YOUR OBJECTIVE: Locate each line with the string "text" in the listing below and copy it.

::: RECORDS FOR PROCESSING

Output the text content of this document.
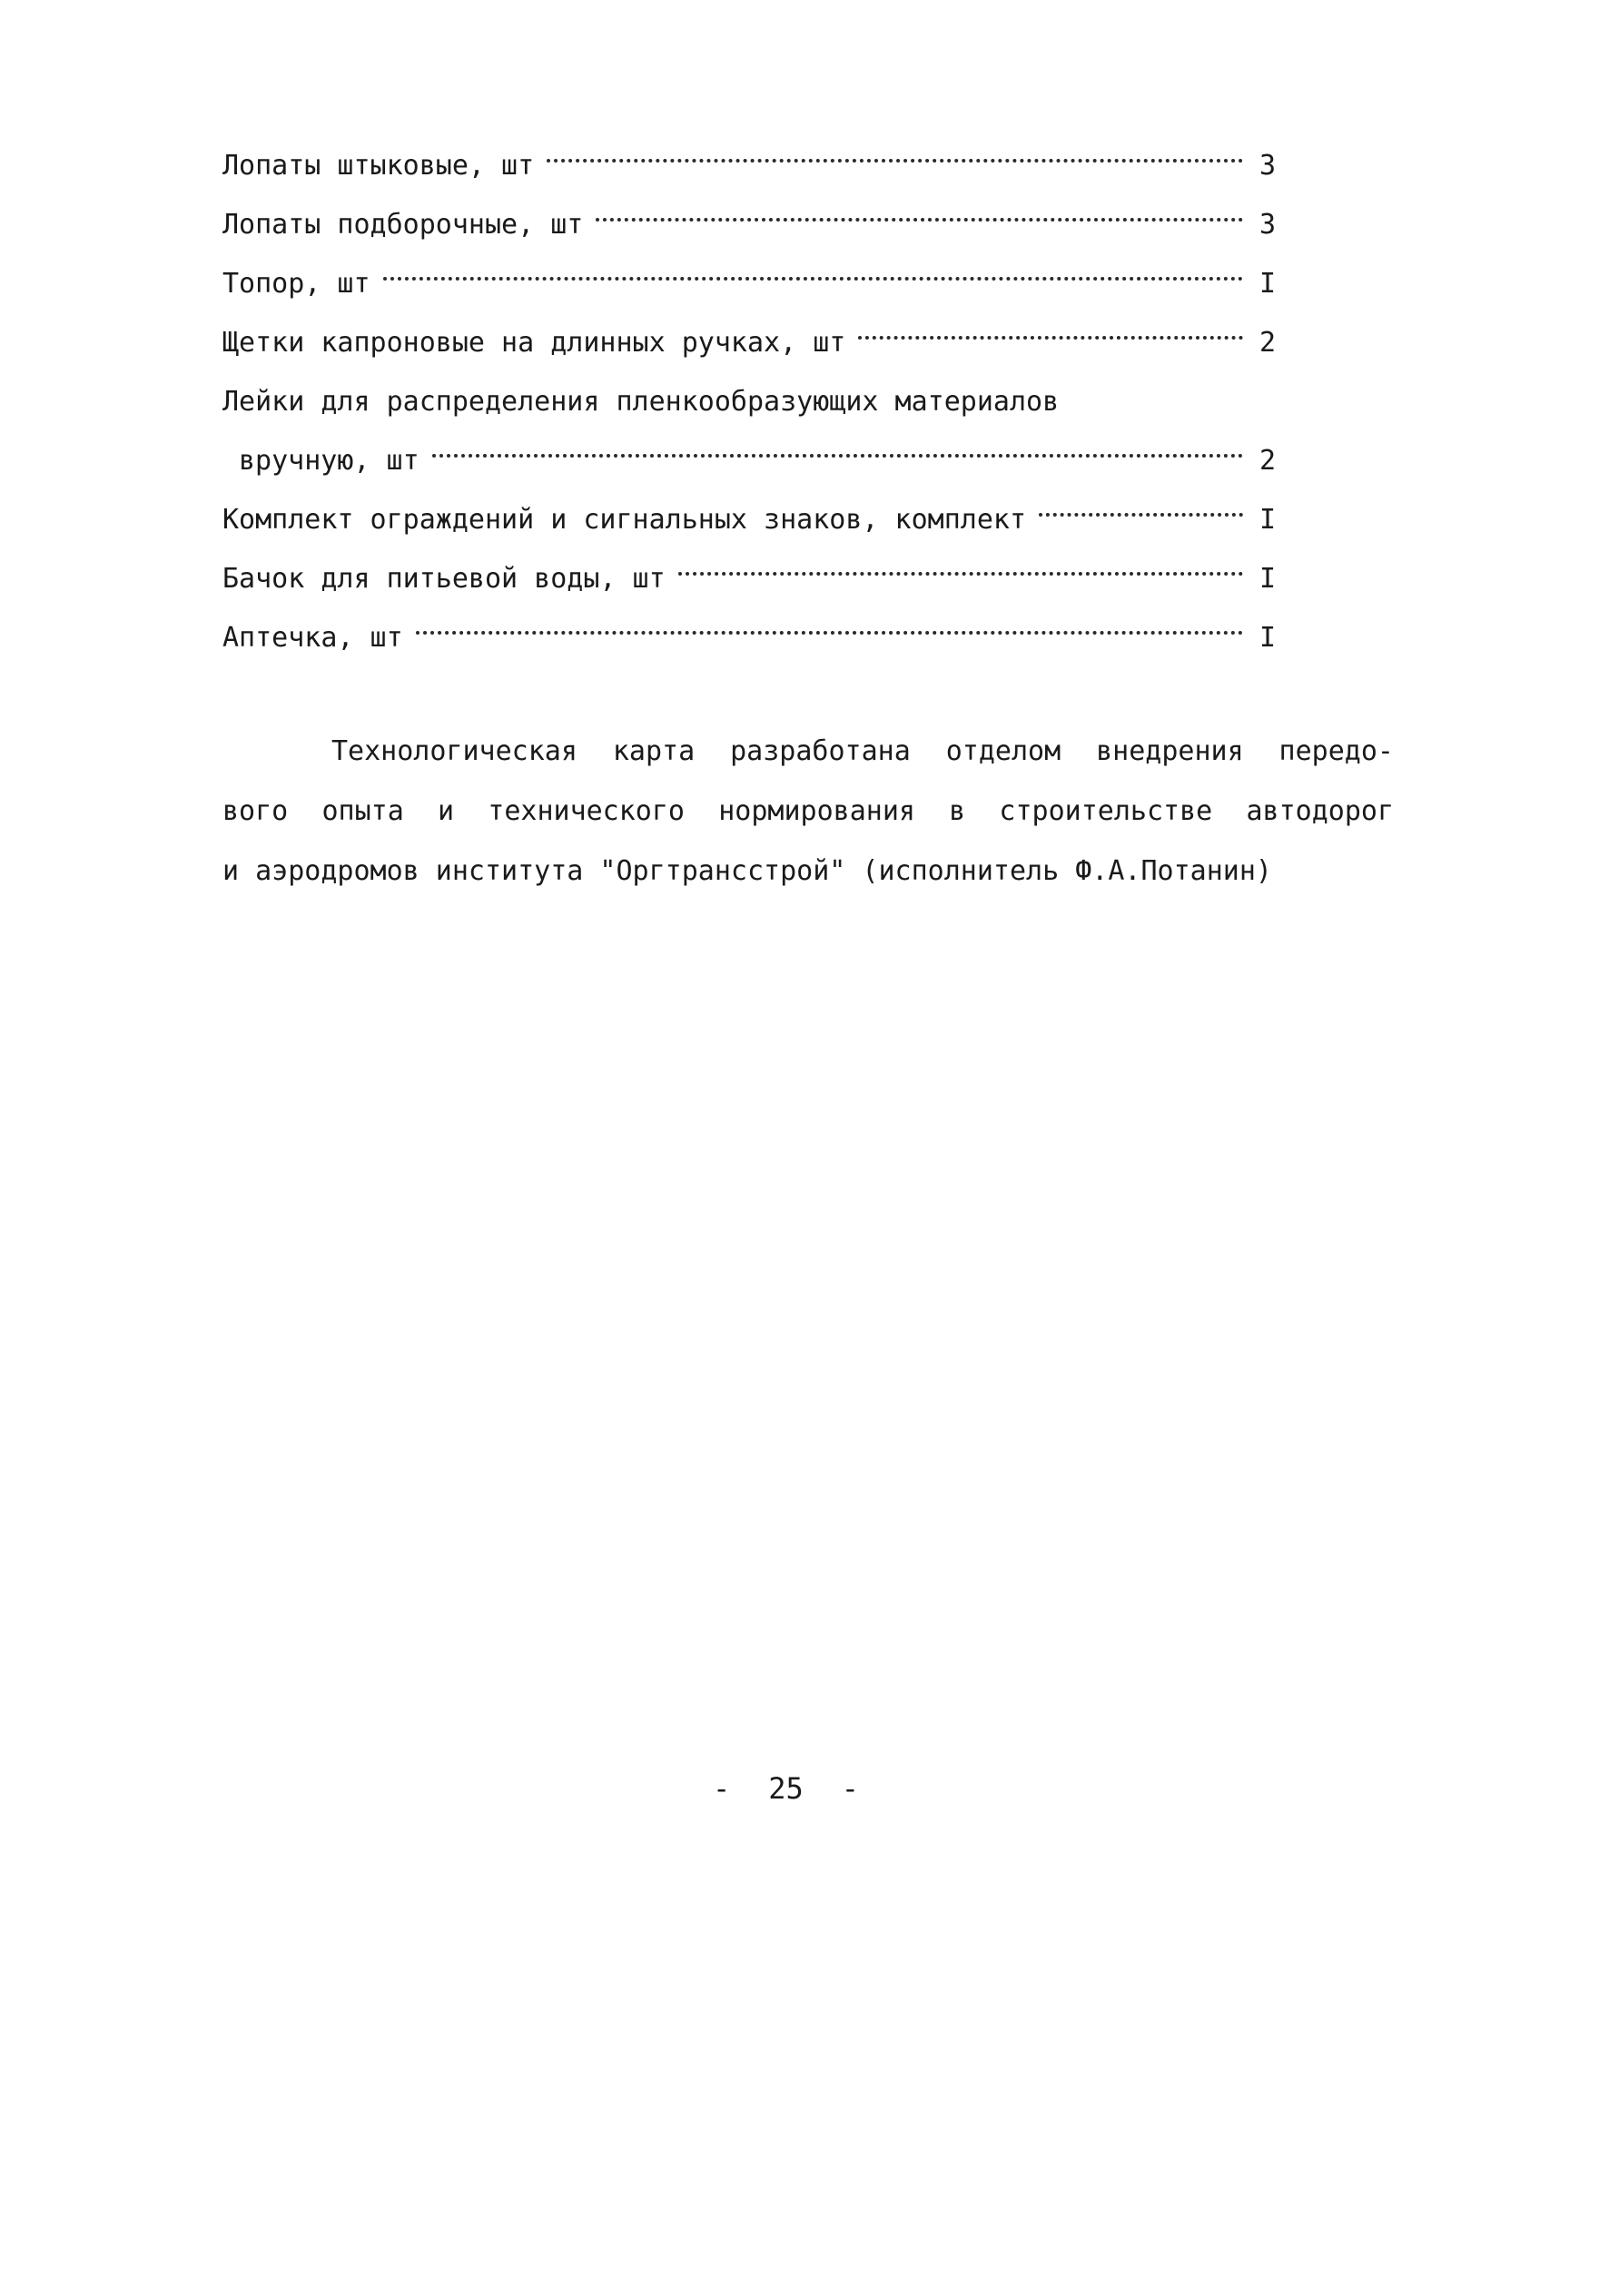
Лопаты штыковые, шт	3
Лопаты подборочные, шт	3
Топор, шт	I
Щетки капроновые на длинных ручках, шт	2
Лейки для распределения пленкообразующих материалов
вручную, шт	2
Комплект ограждений и сигнальных знаков, комплект	I
Бачок для питьевой воды, шт	I
Аптечка, шт	I

Технологическая карта разработана отделом внедрения передо-
вого опыта и технического нормирования в строительстве автодорог
и аэродромов института "Оргтрансстрой" (исполнитель Ф.А.Потанин)

- 25 -
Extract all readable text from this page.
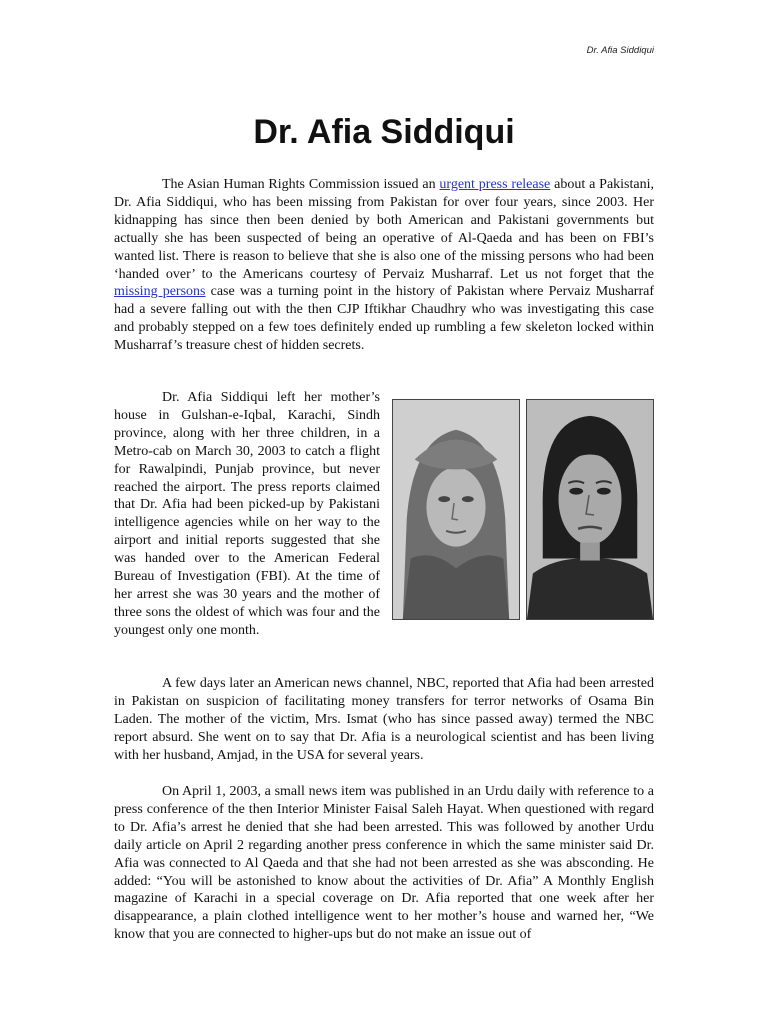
Dr. Afia Siddiqui
Dr. Afia Siddiqui

The Asian Human Rights Commission issued an urgent press release about a Pakistani, Dr. Afia Siddiqui, who has been missing from Pakistan for over four years, since 2003. Her kidnapping has since then been denied by both American and Pakistani governments but actually she has been suspected of being an operative of Al-Qaeda and has been on FBI’s wanted list. There is reason to believe that she is also one of the missing persons who had been ‘handed over’ to the Americans courtesy of Pervaiz Musharraf. Let us not forget that the missing persons case was a turning point in the history of Pakistan where Pervaiz Musharraf had a severe falling out with the then CJP Iftikhar Chaudhry who was investigating this case and probably stepped on a few toes definitely ended up rumbling a few skeleton locked within Musharraf’s treasure chest of hidden secrets.

Dr. Afia Siddiqui left her mother’s house in Gulshan-e-Iqbal, Karachi, Sindh province, along with her three children, in a Metro-cab on March 30, 2003 to catch a flight for Rawalpindi, Punjab province, but never reached the airport. The press reports claimed that Dr. Afia had been picked-up by Pakistani intelligence agencies while on her way to the airport and initial reports suggested that she was handed over to the American Federal Bureau of Investigation (FBI). At the time of her arrest she was 30 years and the mother of three sons the oldest of which was four and the youngest only one month.

A few days later an American news channel, NBC, reported that Afia had been arrested in Pakistan on suspicion of facilitating money transfers for terror networks of Osama Bin Laden. The mother of the victim, Mrs. Ismat (who has since passed away) termed the NBC report absurd. She went on to say that Dr. Afia is a neurological scientist and has been living with her husband, Amjad, in the USA for several years.

On April 1, 2003, a small news item was published in an Urdu daily with reference to a press conference of the then Interior Minister Faisal Saleh Hayat. When questioned with regard to Dr. Afia’s arrest he denied that she had been arrested. This was followed by another Urdu daily article on April 2 regarding another press conference in which the same minister said Dr. Afia was connected to Al Qaeda and that she had not been arrested as she was absconding. He added: “You will be astonished to know about the activities of Dr. Afia” A Monthly English magazine of Karachi in a special coverage on Dr. Afia reported that one week after her disappearance, a plain clothed intelligence went to her mother’s house and warned her, “We know that you are connected to higher-ups but do not make an issue out of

::::::

SOLUTION TO THIS EXERCISE:
Output the text content of this document.
Extract all readable text from this page.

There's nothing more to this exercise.